EXERCISE DESCRIPTION
Tally how many lines of these entries hold the string "JSON". Return the number alone.

INPUT
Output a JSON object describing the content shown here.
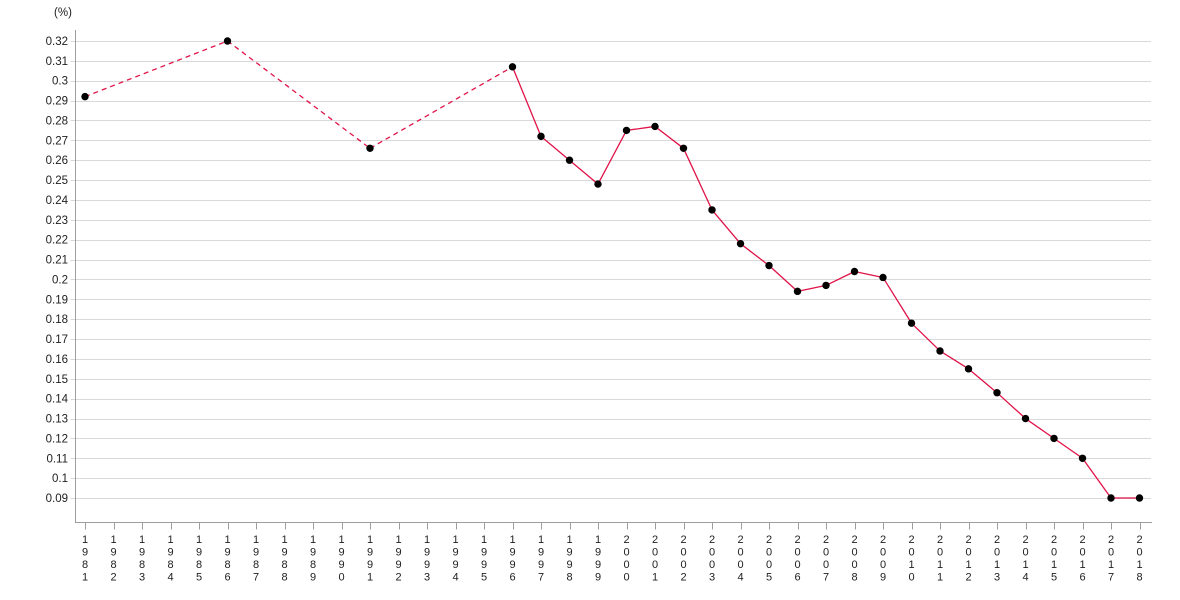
{
  "chart_data": {
    "type": "line",
    "title": "",
    "unit_label": "(%)",
    "xlabel": "",
    "ylabel": "(%)",
    "x_categories": [
      "1981",
      "1982",
      "1983",
      "1984",
      "1985",
      "1986",
      "1987",
      "1988",
      "1989",
      "1990",
      "1991",
      "1992",
      "1993",
      "1994",
      "1995",
      "1996",
      "1997",
      "1998",
      "1999",
      "2000",
      "2001",
      "2002",
      "2003",
      "2004",
      "2005",
      "2006",
      "2007",
      "2008",
      "2009",
      "2010",
      "2011",
      "2012",
      "2013",
      "2014",
      "2015",
      "2016",
      "2017",
      "2018"
    ],
    "y_tick_labels": [
      "0.32",
      "0.31",
      "0.3",
      "0.29",
      "0.28",
      "0.27",
      "0.26",
      "0.25",
      "0.24",
      "0.23",
      "0.22",
      "0.21",
      "0.2",
      "0.19",
      "0.18",
      "0.17",
      "0.16",
      "0.15",
      "0.14",
      "0.13",
      "0.12",
      "0.11",
      "0.1",
      "0.09"
    ],
    "ylim": [
      0.078,
      0.326
    ],
    "grid": "horizontal-only",
    "legend": "none",
    "x_label_orientation": "vertical-stacked-digits",
    "dashed_for_multi_year_gaps": true,
    "series": [
      {
        "points": [
          {
            "year": "1981",
            "value": 0.292
          },
          {
            "year": "1986",
            "value": 0.32
          },
          {
            "year": "1991",
            "value": 0.266
          },
          {
            "year": "1996",
            "value": 0.307
          },
          {
            "year": "1997",
            "value": 0.272
          },
          {
            "year": "1998",
            "value": 0.26
          },
          {
            "year": "1999",
            "value": 0.248
          },
          {
            "year": "2000",
            "value": 0.275
          },
          {
            "year": "2001",
            "value": 0.277
          },
          {
            "year": "2002",
            "value": 0.266
          },
          {
            "year": "2003",
            "value": 0.235
          },
          {
            "year": "2004",
            "value": 0.218
          },
          {
            "year": "2005",
            "value": 0.207
          },
          {
            "year": "2006",
            "value": 0.194
          },
          {
            "year": "2007",
            "value": 0.197
          },
          {
            "year": "2008",
            "value": 0.204
          },
          {
            "year": "2009",
            "value": 0.201
          },
          {
            "year": "2010",
            "value": 0.178
          },
          {
            "year": "2011",
            "value": 0.164
          },
          {
            "year": "2012",
            "value": 0.155
          },
          {
            "year": "2013",
            "value": 0.143
          },
          {
            "year": "2014",
            "value": 0.13
          },
          {
            "year": "2015",
            "value": 0.12
          },
          {
            "year": "2016",
            "value": 0.11
          },
          {
            "year": "2017",
            "value": 0.09
          },
          {
            "year": "2018",
            "value": 0.09
          }
        ]
      }
    ],
    "colors": {
      "line": "#e01348",
      "marker": "#000000",
      "gridline": "#d9d9d9",
      "axis": "#9d9d9d",
      "text": "#212121",
      "background": "#ffffff"
    }
  }
}
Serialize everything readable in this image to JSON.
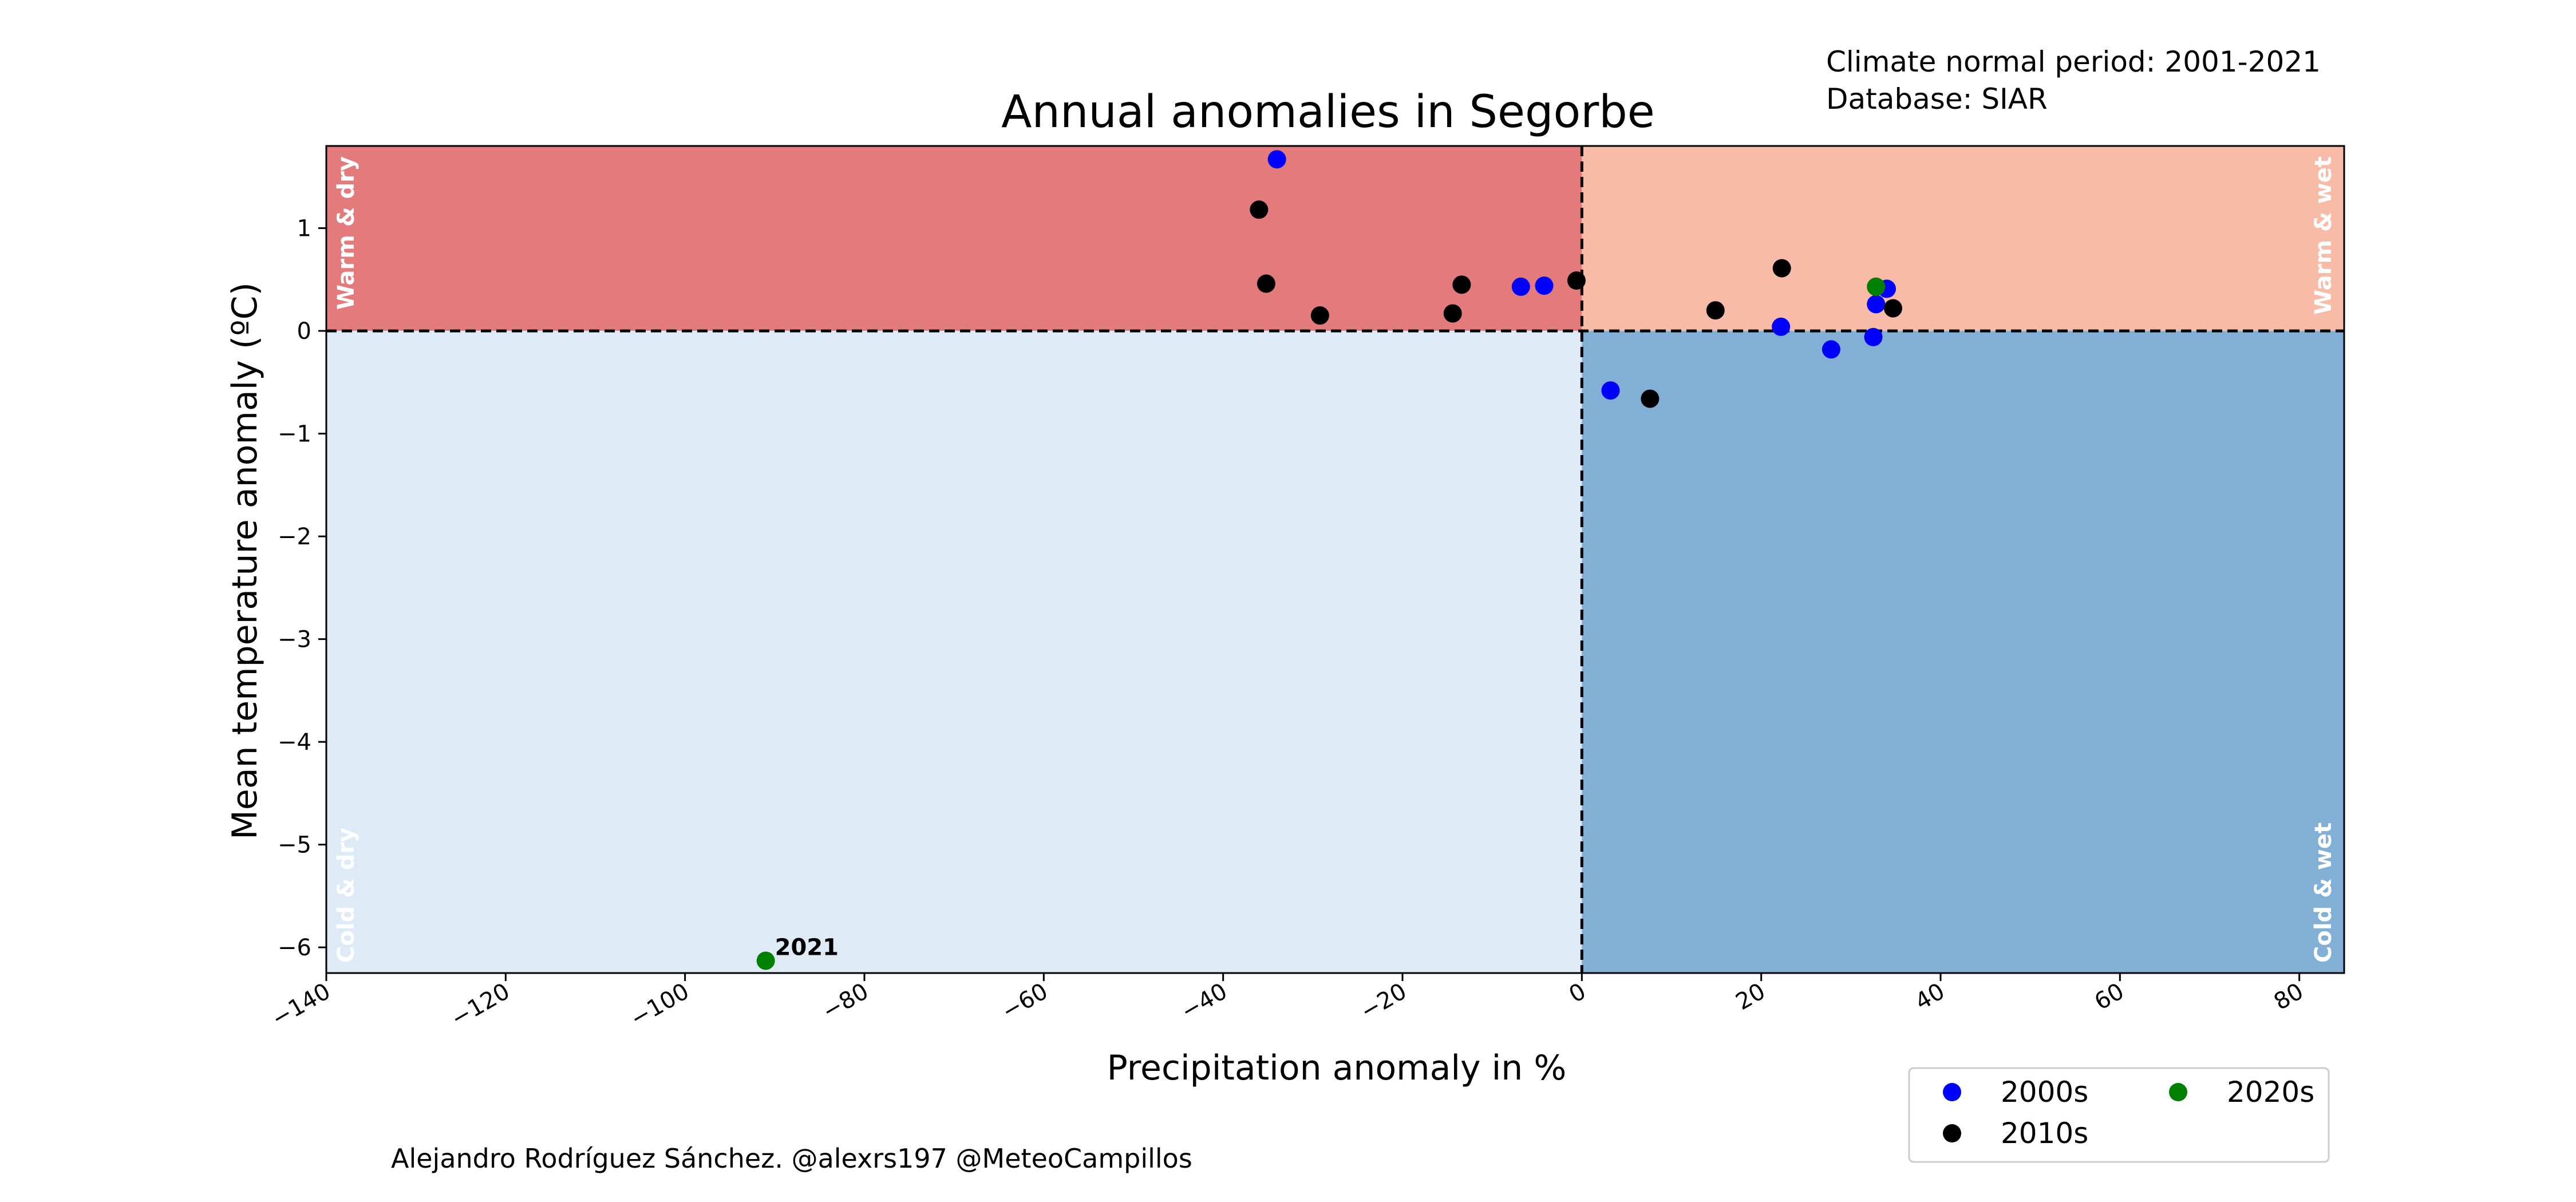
{
  "chart_data": {
    "type": "scatter",
    "title": "Annual anomalies in Segorbe",
    "xlabel": "Precipitation anomaly in %",
    "ylabel": "Mean temperature anomaly (ºC)",
    "xlim": [
      -140,
      85
    ],
    "ylim": [
      -6.25,
      1.8
    ],
    "xticks": [
      -140,
      -120,
      -100,
      -80,
      -60,
      -40,
      -20,
      0,
      20,
      40,
      60,
      80
    ],
    "yticks": [
      -6,
      -5,
      -4,
      -3,
      -2,
      -1,
      0,
      1
    ],
    "grid": false,
    "legend_position": "below-right",
    "quadrants": [
      {
        "label": "Warm & dry",
        "color": "#e37a7c"
      },
      {
        "label": "Warm & wet",
        "color": "#f7bba8"
      },
      {
        "label": "Cold & dry",
        "color": "#deeaf6"
      },
      {
        "label": "Cold & wet",
        "color": "#82afd5"
      }
    ],
    "series": [
      {
        "name": "2000s",
        "color": "#0000ff",
        "points": [
          [
            -34,
            1.67
          ],
          [
            -6.8,
            0.43
          ],
          [
            -4.2,
            0.44
          ],
          [
            22.2,
            0.04
          ],
          [
            32.5,
            -0.06
          ],
          [
            32.8,
            0.26
          ],
          [
            34.0,
            0.41
          ],
          [
            27.8,
            -0.18
          ],
          [
            3.2,
            -0.58
          ]
        ]
      },
      {
        "name": "2010s",
        "color": "#000000",
        "points": [
          [
            -36,
            1.18
          ],
          [
            -35.2,
            0.46
          ],
          [
            -29.2,
            0.15
          ],
          [
            -14.4,
            0.17
          ],
          [
            -13.4,
            0.45
          ],
          [
            -0.6,
            0.49
          ],
          [
            14.9,
            0.2
          ],
          [
            22.3,
            0.61
          ],
          [
            34.7,
            0.22
          ],
          [
            7.6,
            -0.66
          ]
        ]
      },
      {
        "name": "2020s",
        "color": "#008000",
        "points": [
          [
            32.8,
            0.43
          ],
          [
            -91,
            -6.13
          ]
        ]
      }
    ],
    "annotations": [
      {
        "text": "2021",
        "x": -91,
        "y": -6.13
      }
    ]
  },
  "info": {
    "line1": "Climate normal period: 2001-2021",
    "line2": "Database: SIAR"
  },
  "credit": "Alejandro Rodríguez Sánchez. @alexrs197 @MeteoCampillos"
}
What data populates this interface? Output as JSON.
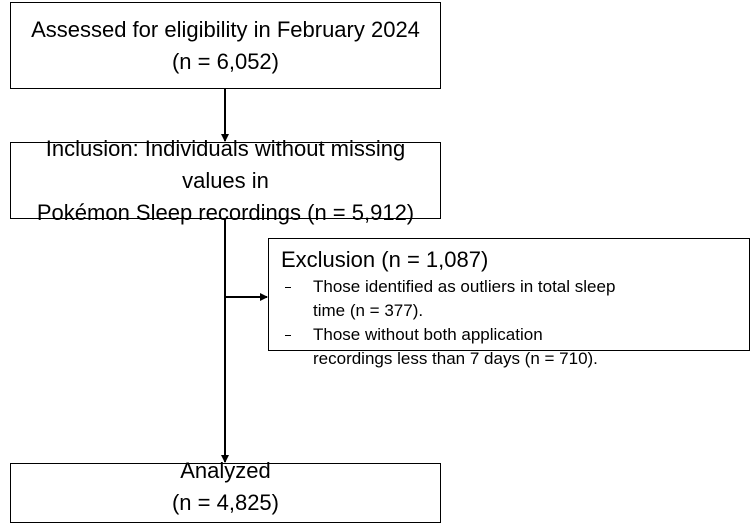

EXERCISE SOLUTION
3